◆ **TASK**: Copy out every line of the data listing below, swapping each "interactable" for "clickable" and leaving everything else the same.

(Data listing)
=======

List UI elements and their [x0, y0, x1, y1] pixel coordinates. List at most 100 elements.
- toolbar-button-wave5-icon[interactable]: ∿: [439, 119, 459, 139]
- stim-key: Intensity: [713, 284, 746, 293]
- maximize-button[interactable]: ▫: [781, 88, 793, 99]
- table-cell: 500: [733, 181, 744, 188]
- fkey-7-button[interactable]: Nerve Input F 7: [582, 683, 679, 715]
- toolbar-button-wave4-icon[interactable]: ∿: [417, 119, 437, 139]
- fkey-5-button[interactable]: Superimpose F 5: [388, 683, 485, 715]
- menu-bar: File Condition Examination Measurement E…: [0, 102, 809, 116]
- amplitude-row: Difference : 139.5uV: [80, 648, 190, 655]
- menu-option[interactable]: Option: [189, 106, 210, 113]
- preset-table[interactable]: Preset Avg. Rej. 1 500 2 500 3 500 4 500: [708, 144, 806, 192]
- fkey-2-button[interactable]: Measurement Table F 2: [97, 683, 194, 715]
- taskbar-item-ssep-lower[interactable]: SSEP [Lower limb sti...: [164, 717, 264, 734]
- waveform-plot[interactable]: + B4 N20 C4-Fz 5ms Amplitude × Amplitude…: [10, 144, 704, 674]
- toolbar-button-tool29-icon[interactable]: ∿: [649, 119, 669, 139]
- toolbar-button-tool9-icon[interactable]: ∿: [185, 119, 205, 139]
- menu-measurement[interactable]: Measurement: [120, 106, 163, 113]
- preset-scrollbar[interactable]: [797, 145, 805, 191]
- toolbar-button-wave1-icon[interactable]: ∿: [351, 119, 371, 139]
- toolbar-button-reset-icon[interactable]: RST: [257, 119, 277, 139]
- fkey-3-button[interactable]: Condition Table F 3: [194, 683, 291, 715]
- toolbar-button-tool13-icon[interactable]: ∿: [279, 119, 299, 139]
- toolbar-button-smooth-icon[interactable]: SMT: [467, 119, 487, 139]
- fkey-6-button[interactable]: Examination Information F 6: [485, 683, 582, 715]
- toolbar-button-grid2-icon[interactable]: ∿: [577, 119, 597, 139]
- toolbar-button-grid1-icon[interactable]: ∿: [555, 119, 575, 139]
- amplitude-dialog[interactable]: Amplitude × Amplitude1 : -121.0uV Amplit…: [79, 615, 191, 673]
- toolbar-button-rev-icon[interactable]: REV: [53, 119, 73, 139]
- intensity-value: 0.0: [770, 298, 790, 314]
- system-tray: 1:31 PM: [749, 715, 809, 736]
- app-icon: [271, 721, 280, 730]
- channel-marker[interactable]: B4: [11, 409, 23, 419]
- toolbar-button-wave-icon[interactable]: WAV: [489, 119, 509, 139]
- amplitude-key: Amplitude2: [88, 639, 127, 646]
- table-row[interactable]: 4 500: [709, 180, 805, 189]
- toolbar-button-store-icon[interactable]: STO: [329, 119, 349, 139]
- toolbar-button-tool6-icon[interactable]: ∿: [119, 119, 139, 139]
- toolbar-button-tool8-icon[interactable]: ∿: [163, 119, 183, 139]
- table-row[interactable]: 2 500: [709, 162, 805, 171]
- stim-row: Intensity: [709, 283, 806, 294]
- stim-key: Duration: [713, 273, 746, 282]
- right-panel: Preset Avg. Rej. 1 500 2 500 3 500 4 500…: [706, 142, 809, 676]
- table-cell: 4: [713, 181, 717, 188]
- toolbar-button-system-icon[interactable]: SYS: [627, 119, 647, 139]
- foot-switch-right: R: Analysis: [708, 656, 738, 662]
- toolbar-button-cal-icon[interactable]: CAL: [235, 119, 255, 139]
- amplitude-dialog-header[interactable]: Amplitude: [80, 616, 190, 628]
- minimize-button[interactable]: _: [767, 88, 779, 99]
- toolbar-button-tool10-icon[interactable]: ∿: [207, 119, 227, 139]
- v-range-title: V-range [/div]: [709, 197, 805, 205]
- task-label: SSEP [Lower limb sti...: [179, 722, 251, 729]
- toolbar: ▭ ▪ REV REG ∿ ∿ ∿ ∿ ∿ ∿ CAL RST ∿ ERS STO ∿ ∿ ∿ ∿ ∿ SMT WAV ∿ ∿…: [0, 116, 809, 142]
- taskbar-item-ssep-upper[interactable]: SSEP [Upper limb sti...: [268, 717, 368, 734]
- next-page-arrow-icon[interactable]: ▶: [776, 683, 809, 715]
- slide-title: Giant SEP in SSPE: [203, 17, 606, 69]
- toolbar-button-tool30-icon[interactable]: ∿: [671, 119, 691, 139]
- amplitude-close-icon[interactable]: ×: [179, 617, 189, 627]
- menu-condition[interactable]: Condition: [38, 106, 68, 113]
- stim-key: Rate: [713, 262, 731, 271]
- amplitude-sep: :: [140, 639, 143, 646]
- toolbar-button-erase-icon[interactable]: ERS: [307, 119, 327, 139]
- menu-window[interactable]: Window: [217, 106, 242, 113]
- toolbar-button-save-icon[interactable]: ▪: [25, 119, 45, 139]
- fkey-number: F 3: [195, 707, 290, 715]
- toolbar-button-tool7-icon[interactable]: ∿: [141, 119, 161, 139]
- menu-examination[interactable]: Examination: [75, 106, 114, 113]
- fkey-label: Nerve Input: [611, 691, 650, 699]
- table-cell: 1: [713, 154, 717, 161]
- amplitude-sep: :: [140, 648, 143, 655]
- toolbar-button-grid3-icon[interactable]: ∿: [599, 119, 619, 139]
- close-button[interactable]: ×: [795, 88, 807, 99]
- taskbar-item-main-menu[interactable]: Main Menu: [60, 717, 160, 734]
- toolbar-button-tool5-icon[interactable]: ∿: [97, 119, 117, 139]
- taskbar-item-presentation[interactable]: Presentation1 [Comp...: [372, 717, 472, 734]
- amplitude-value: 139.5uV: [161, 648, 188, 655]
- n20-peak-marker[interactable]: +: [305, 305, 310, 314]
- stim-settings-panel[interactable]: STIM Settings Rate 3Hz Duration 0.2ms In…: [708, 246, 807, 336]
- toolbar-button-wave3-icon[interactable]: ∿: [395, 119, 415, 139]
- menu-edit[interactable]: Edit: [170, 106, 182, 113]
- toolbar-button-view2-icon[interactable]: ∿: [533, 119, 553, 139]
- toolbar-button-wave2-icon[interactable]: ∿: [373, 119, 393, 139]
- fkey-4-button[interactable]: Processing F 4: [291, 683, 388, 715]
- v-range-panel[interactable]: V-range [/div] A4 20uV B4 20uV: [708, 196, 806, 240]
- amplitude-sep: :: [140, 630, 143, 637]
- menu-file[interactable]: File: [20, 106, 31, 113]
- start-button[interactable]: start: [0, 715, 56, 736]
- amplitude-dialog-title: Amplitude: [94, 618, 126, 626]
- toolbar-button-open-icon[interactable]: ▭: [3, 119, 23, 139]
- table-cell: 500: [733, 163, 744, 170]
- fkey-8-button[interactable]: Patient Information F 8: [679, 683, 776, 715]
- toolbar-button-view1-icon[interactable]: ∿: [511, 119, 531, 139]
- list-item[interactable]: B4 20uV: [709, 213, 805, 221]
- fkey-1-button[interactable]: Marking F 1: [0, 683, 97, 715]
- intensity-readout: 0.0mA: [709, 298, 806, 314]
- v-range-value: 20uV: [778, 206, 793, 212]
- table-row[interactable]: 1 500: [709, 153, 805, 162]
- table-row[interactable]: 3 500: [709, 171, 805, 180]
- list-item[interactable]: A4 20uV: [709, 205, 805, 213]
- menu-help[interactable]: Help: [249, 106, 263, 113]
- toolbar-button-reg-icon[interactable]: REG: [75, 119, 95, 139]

=======

◆ **EXPECTED ANSWER**:
List UI elements and their [x0, y0, x1, y1] pixel coordinates. List at most 100 elements.
- toolbar-button-wave5-icon[clickable]: ∿: [439, 119, 459, 139]
- stim-key: Intensity: [713, 284, 746, 293]
- maximize-button[clickable]: ▫: [781, 88, 793, 99]
- table-cell: 500: [733, 181, 744, 188]
- fkey-7-button[clickable]: Nerve Input F 7: [582, 683, 679, 715]
- toolbar-button-wave4-icon[clickable]: ∿: [417, 119, 437, 139]
- fkey-5-button[clickable]: Superimpose F 5: [388, 683, 485, 715]
- menu-bar: File Condition Examination Measurement E…: [0, 102, 809, 116]
- amplitude-row: Difference : 139.5uV: [80, 648, 190, 655]
- menu-option[clickable]: Option: [189, 106, 210, 113]
- preset-table[clickable]: Preset Avg. Rej. 1 500 2 500 3 500 4 500: [708, 144, 806, 192]
- fkey-2-button[clickable]: Measurement Table F 2: [97, 683, 194, 715]
- taskbar-item-ssep-lower[clickable]: SSEP [Lower limb sti...: [164, 717, 264, 734]
- waveform-plot[clickable]: + B4 N20 C4-Fz 5ms Amplitude × Amplitude…: [10, 144, 704, 674]
- toolbar-button-tool29-icon[clickable]: ∿: [649, 119, 669, 139]
- toolbar-button-tool9-icon[clickable]: ∿: [185, 119, 205, 139]
- menu-measurement[clickable]: Measurement: [120, 106, 163, 113]
- preset-scrollbar[clickable]: [797, 145, 805, 191]
- toolbar-button-wave1-icon[clickable]: ∿: [351, 119, 371, 139]
- toolbar-button-reset-icon[clickable]: RST: [257, 119, 277, 139]
- fkey-3-button[clickable]: Condition Table F 3: [194, 683, 291, 715]
- toolbar-button-tool13-icon[clickable]: ∿: [279, 119, 299, 139]
- toolbar-button-smooth-icon[clickable]: SMT: [467, 119, 487, 139]
- fkey-6-button[clickable]: Examination Information F 6: [485, 683, 582, 715]
- toolbar-button-grid2-icon[clickable]: ∿: [577, 119, 597, 139]
- toolbar-button-grid1-icon[clickable]: ∿: [555, 119, 575, 139]
- amplitude-dialog[clickable]: Amplitude × Amplitude1 : -121.0uV Amplit…: [79, 615, 191, 673]
- toolbar-button-rev-icon[clickable]: REV: [53, 119, 73, 139]
- intensity-value: 0.0: [770, 298, 790, 314]
- system-tray: 1:31 PM: [749, 715, 809, 736]
- app-icon: [271, 721, 280, 730]
- channel-marker[clickable]: B4: [11, 409, 23, 419]
- toolbar-button-wave-icon[clickable]: WAV: [489, 119, 509, 139]
- amplitude-key: Amplitude2: [88, 639, 127, 646]
- table-row[clickable]: 4 500: [709, 180, 805, 189]
- toolbar-button-store-icon[clickable]: STO: [329, 119, 349, 139]
- toolbar-button-tool6-icon[clickable]: ∿: [119, 119, 139, 139]
- toolbar-button-tool8-icon[clickable]: ∿: [163, 119, 183, 139]
- table-row[clickable]: 2 500: [709, 162, 805, 171]
- stim-row: Intensity: [709, 283, 806, 294]
- stim-key: Duration: [713, 273, 746, 282]
- right-panel: Preset Avg. Rej. 1 500 2 500 3 500 4 500…: [706, 142, 809, 676]
- table-cell: 4: [713, 181, 717, 188]
- toolbar-button-system-icon[clickable]: SYS: [627, 119, 647, 139]
- foot-switch-right: R: Analysis: [708, 656, 738, 662]
- toolbar-button-cal-icon[clickable]: CAL: [235, 119, 255, 139]
- amplitude-dialog-header[clickable]: Amplitude: [80, 616, 190, 628]
- minimize-button[clickable]: _: [767, 88, 779, 99]
- toolbar-button-tool10-icon[clickable]: ∿: [207, 119, 227, 139]
- v-range-title: V-range [/div]: [709, 197, 805, 205]
- task-label: SSEP [Lower limb sti...: [179, 722, 251, 729]
- toolbar: ▭ ▪ REV REG ∿ ∿ ∿ ∿ ∿ ∿ CAL RST ∿ ERS STO ∿ ∿ ∿ ∿ ∿ SMT WAV ∿ ∿…: [0, 116, 809, 142]
- taskbar-item-ssep-upper[clickable]: SSEP [Upper limb sti...: [268, 717, 368, 734]
- next-page-arrow-icon[clickable]: ▶: [776, 683, 809, 715]
- slide-title: Giant SEP in SSPE: [203, 17, 606, 69]
- toolbar-button-tool30-icon[clickable]: ∿: [671, 119, 691, 139]
- amplitude-close-icon[clickable]: ×: [179, 617, 189, 627]
- menu-condition[clickable]: Condition: [38, 106, 68, 113]
- stim-key: Rate: [713, 262, 731, 271]
- amplitude-sep: :: [140, 639, 143, 646]
- toolbar-button-erase-icon[clickable]: ERS: [307, 119, 327, 139]
- menu-window[clickable]: Window: [217, 106, 242, 113]
- toolbar-button-save-icon[clickable]: ▪: [25, 119, 45, 139]
- fkey-number: F 3: [195, 707, 290, 715]
- toolbar-button-tool7-icon[clickable]: ∿: [141, 119, 161, 139]
- menu-examination[clickable]: Examination: [75, 106, 114, 113]
- fkey-label: Nerve Input: [611, 691, 650, 699]
- table-cell: 1: [713, 154, 717, 161]
- amplitude-sep: :: [140, 648, 143, 655]
- toolbar-button-grid3-icon[clickable]: ∿: [599, 119, 619, 139]
- close-button[clickable]: ×: [795, 88, 807, 99]
- taskbar-item-main-menu[clickable]: Main Menu: [60, 717, 160, 734]
- toolbar-button-tool5-icon[clickable]: ∿: [97, 119, 117, 139]
- taskbar-item-presentation[clickable]: Presentation1 [Comp...: [372, 717, 472, 734]
- amplitude-value: 139.5uV: [161, 648, 188, 655]
- n20-peak-marker[clickable]: +: [305, 305, 310, 314]
- stim-settings-panel[clickable]: STIM Settings Rate 3Hz Duration 0.2ms In…: [708, 246, 807, 336]
- toolbar-button-wave3-icon[clickable]: ∿: [395, 119, 415, 139]
- menu-edit[clickable]: Edit: [170, 106, 182, 113]
- toolbar-button-view2-icon[clickable]: ∿: [533, 119, 553, 139]
- toolbar-button-wave2-icon[clickable]: ∿: [373, 119, 393, 139]
- fkey-4-button[clickable]: Processing F 4: [291, 683, 388, 715]
- v-range-panel[clickable]: V-range [/div] A4 20uV B4 20uV: [708, 196, 806, 240]
- amplitude-sep: :: [140, 630, 143, 637]
- menu-file[clickable]: File: [20, 106, 31, 113]
- start-button[clickable]: start: [0, 715, 56, 736]
- amplitude-dialog-title: Amplitude: [94, 618, 126, 626]
- toolbar-button-open-icon[clickable]: ▭: [3, 119, 23, 139]
- table-cell: 500: [733, 163, 744, 170]
- fkey-8-button[clickable]: Patient Information F 8: [679, 683, 776, 715]
- toolbar-button-view1-icon[clickable]: ∿: [511, 119, 531, 139]
- list-item[clickable]: B4 20uV: [709, 213, 805, 221]
- fkey-1-button[clickable]: Marking F 1: [0, 683, 97, 715]
- intensity-readout: 0.0mA: [709, 298, 806, 314]
- v-range-value: 20uV: [778, 206, 793, 212]
- table-row[clickable]: 1 500: [709, 153, 805, 162]
- table-row[clickable]: 3 500: [709, 171, 805, 180]
- list-item[clickable]: A4 20uV: [709, 205, 805, 213]
- menu-help[clickable]: Help: [249, 106, 263, 113]
- toolbar-button-reg-icon[clickable]: REG: [75, 119, 95, 139]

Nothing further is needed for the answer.